Element and region data:
========

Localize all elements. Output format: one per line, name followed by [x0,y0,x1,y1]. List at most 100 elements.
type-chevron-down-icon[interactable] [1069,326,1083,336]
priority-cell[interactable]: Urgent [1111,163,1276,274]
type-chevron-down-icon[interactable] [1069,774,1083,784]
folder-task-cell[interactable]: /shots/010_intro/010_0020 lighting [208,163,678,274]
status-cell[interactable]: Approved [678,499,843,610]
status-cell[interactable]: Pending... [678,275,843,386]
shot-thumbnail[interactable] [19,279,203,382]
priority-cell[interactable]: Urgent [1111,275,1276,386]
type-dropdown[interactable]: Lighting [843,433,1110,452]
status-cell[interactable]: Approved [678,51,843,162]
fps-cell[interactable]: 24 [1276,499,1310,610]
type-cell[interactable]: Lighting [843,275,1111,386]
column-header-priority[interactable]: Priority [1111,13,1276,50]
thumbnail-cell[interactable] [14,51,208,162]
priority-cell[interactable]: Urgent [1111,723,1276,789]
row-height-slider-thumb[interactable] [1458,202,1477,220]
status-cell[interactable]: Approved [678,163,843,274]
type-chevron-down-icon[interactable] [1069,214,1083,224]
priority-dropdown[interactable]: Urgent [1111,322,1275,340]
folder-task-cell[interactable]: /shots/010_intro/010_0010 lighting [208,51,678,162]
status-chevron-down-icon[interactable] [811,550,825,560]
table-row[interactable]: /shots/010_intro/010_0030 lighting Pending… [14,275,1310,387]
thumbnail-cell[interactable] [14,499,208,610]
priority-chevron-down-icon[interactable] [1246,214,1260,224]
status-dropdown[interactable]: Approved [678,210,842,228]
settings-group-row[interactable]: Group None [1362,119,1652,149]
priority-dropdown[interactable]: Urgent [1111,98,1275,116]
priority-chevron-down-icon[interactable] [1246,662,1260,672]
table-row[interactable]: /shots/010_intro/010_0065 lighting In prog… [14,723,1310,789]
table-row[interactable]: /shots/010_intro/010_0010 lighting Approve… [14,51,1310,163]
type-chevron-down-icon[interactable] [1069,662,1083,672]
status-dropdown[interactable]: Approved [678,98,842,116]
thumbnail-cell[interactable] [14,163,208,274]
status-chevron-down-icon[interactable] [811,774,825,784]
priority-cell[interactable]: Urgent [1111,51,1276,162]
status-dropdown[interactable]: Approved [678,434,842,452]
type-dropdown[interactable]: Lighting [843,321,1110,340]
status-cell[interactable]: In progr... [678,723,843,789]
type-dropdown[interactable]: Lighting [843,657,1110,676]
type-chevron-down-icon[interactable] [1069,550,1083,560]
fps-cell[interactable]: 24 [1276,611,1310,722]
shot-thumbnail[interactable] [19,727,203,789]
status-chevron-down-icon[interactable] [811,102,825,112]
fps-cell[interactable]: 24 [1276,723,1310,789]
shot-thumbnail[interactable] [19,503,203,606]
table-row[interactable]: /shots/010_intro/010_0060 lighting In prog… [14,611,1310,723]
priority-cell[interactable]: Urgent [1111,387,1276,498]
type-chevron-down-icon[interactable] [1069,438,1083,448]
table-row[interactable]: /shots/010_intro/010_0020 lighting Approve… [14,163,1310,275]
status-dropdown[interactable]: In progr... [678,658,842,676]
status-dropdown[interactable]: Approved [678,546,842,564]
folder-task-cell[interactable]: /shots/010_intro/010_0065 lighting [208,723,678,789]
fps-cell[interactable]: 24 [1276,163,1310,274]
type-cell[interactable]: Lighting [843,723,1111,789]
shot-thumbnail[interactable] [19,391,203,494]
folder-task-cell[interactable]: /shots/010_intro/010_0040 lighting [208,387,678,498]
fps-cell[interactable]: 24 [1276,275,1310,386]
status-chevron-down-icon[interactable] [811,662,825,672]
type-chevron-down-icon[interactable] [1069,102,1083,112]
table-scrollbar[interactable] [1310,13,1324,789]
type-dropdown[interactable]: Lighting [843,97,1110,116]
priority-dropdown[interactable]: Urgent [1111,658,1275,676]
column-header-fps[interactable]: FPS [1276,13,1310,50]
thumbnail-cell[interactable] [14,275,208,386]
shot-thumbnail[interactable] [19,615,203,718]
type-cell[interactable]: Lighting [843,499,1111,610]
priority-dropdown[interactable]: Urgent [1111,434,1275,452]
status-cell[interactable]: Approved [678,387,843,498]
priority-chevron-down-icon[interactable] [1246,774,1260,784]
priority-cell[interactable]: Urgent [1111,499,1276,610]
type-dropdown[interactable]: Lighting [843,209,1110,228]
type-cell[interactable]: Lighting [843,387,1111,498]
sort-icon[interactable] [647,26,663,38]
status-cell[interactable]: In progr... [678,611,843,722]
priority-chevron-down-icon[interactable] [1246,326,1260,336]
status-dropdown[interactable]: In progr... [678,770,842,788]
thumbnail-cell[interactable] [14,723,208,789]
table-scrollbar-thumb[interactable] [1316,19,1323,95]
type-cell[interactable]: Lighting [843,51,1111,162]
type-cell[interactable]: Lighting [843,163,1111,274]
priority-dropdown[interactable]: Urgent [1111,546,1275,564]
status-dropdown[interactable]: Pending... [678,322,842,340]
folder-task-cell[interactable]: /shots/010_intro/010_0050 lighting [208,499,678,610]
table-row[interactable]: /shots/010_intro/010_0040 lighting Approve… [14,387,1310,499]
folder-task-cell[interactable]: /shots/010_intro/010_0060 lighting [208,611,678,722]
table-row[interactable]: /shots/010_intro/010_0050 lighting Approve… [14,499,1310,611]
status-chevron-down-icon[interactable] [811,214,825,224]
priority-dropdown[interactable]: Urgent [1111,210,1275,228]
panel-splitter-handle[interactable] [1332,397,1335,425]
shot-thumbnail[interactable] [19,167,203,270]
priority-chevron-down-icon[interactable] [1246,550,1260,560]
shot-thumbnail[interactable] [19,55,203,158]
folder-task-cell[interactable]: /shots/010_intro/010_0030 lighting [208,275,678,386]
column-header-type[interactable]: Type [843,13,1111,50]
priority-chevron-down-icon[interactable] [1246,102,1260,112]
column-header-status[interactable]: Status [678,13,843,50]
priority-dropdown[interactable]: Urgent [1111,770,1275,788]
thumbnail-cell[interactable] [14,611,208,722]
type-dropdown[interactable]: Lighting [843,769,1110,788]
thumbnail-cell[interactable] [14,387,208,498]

========

* [STATED PROBLEM]
Reproduce every line of the material above without any changes.

* [RESULT]
Localize all elements. Output format: one per line, name followed by [x0,y0,x1,y1]. List at most 100 elements.
type-chevron-down-icon[interactable] [1069,326,1083,336]
priority-cell[interactable]: Urgent [1111,163,1276,274]
type-chevron-down-icon[interactable] [1069,774,1083,784]
folder-task-cell[interactable]: /shots/010_intro/010_0020 lighting [208,163,678,274]
status-cell[interactable]: Approved [678,499,843,610]
status-cell[interactable]: Pending... [678,275,843,386]
shot-thumbnail[interactable] [19,279,203,382]
priority-cell[interactable]: Urgent [1111,275,1276,386]
type-dropdown[interactable]: Lighting [843,433,1110,452]
status-cell[interactable]: Approved [678,51,843,162]
fps-cell[interactable]: 24 [1276,499,1310,610]
type-cell[interactable]: Lighting [843,275,1111,386]
column-header-priority[interactable]: Priority [1111,13,1276,50]
thumbnail-cell[interactable] [14,51,208,162]
priority-cell[interactable]: Urgent [1111,723,1276,789]
row-height-slider-thumb[interactable] [1458,202,1477,220]
status-cell[interactable]: Approved [678,163,843,274]
type-chevron-down-icon[interactable] [1069,214,1083,224]
priority-dropdown[interactable]: Urgent [1111,322,1275,340]
folder-task-cell[interactable]: /shots/010_intro/010_0010 lighting [208,51,678,162]
status-chevron-down-icon[interactable] [811,550,825,560]
table-row[interactable]: /shots/010_intro/010_0030 lighting Pending… [14,275,1310,387]
thumbnail-cell[interactable] [14,499,208,610]
priority-chevron-down-icon[interactable] [1246,214,1260,224]
status-dropdown[interactable]: Approved [678,210,842,228]
settings-group-row[interactable]: Group None [1362,119,1652,149]
priority-dropdown[interactable]: Urgent [1111,98,1275,116]
priority-chevron-down-icon[interactable] [1246,662,1260,672]
table-row[interactable]: /shots/010_intro/010_0065 lighting In prog… [14,723,1310,789]
table-row[interactable]: /shots/010_intro/010_0010 lighting Approve… [14,51,1310,163]
type-chevron-down-icon[interactable] [1069,662,1083,672]
status-dropdown[interactable]: Approved [678,98,842,116]
thumbnail-cell[interactable] [14,163,208,274]
status-chevron-down-icon[interactable] [811,774,825,784]
priority-cell[interactable]: Urgent [1111,51,1276,162]
status-dropdown[interactable]: Approved [678,434,842,452]
type-dropdown[interactable]: Lighting [843,321,1110,340]
status-cell[interactable]: In progr... [678,723,843,789]
type-dropdown[interactable]: Lighting [843,657,1110,676]
type-chevron-down-icon[interactable] [1069,550,1083,560]
fps-cell[interactable]: 24 [1276,611,1310,722]
shot-thumbnail[interactable] [19,727,203,789]
status-chevron-down-icon[interactable] [811,102,825,112]
fps-cell[interactable]: 24 [1276,723,1310,789]
shot-thumbnail[interactable] [19,503,203,606]
table-row[interactable]: /shots/010_intro/010_0060 lighting In prog… [14,611,1310,723]
priority-cell[interactable]: Urgent [1111,387,1276,498]
type-chevron-down-icon[interactable] [1069,438,1083,448]
table-row[interactable]: /shots/010_intro/010_0020 lighting Approve… [14,163,1310,275]
status-dropdown[interactable]: In progr... [678,658,842,676]
status-dropdown[interactable]: Approved [678,546,842,564]
folder-task-cell[interactable]: /shots/010_intro/010_0065 lighting [208,723,678,789]
fps-cell[interactable]: 24 [1276,163,1310,274]
type-cell[interactable]: Lighting [843,723,1111,789]
shot-thumbnail[interactable] [19,391,203,494]
folder-task-cell[interactable]: /shots/010_intro/010_0040 lighting [208,387,678,498]
fps-cell[interactable]: 24 [1276,275,1310,386]
status-chevron-down-icon[interactable] [811,662,825,672]
type-chevron-down-icon[interactable] [1069,102,1083,112]
table-scrollbar[interactable] [1310,13,1324,789]
type-dropdown[interactable]: Lighting [843,97,1110,116]
priority-dropdown[interactable]: Urgent [1111,658,1275,676]
column-header-fps[interactable]: FPS [1276,13,1310,50]
thumbnail-cell[interactable] [14,275,208,386]
shot-thumbnail[interactable] [19,615,203,718]
type-cell[interactable]: Lighting [843,499,1111,610]
priority-dropdown[interactable]: Urgent [1111,434,1275,452]
status-cell[interactable]: Approved [678,387,843,498]
priority-chevron-down-icon[interactable] [1246,774,1260,784]
priority-cell[interactable]: Urgent [1111,499,1276,610]
type-dropdown[interactable]: Lighting [843,209,1110,228]
type-cell[interactable]: Lighting [843,387,1111,498]
sort-icon[interactable] [647,26,663,38]
status-cell[interactable]: In progr... [678,611,843,722]
priority-chevron-down-icon[interactable] [1246,326,1260,336]
status-dropdown[interactable]: In progr... [678,770,842,788]
thumbnail-cell[interactable] [14,723,208,789]
table-scrollbar-thumb[interactable] [1316,19,1323,95]
type-cell[interactable]: Lighting [843,51,1111,162]
type-cell[interactable]: Lighting [843,163,1111,274]
priority-dropdown[interactable]: Urgent [1111,546,1275,564]
status-dropdown[interactable]: Pending... [678,322,842,340]
folder-task-cell[interactable]: /shots/010_intro/010_0050 lighting [208,499,678,610]
table-row[interactable]: /shots/010_intro/010_0040 lighting Approve… [14,387,1310,499]
folder-task-cell[interactable]: /shots/010_intro/010_0060 lighting [208,611,678,722]
table-row[interactable]: /shots/010_intro/010_0050 lighting Approve… [14,499,1310,611]
status-chevron-down-icon[interactable] [811,214,825,224]
priority-dropdown[interactable]: Urgent [1111,210,1275,228]
panel-splitter-handle[interactable] [1332,397,1335,425]
shot-thumbnail[interactable] [19,167,203,270]
priority-chevron-down-icon[interactable] [1246,550,1260,560]
shot-thumbnail[interactable] [19,55,203,158]
folder-task-cell[interactable]: /shots/010_intro/010_0030 lighting [208,275,678,386]
column-header-type[interactable]: Type [843,13,1111,50]
priority-chevron-down-icon[interactable] [1246,102,1260,112]
column-header-status[interactable]: Status [678,13,843,50]
priority-dropdown[interactable]: Urgent [1111,770,1275,788]
thumbnail-cell[interactable] [14,611,208,722]
type-dropdown[interactable]: Lighting [843,769,1110,788]
thumbnail-cell[interactable] [14,387,208,498]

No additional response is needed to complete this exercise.